## [What is needed]
Select and reproduce each line of the listing below that bears the string "solution".
"""
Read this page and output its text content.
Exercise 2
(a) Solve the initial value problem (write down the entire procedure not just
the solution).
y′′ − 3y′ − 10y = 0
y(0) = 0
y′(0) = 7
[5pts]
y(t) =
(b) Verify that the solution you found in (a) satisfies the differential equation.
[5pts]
"""
## [Exercise response]
the solution).
(b) Verify that the solution you found in (a) satisfies the differential equation.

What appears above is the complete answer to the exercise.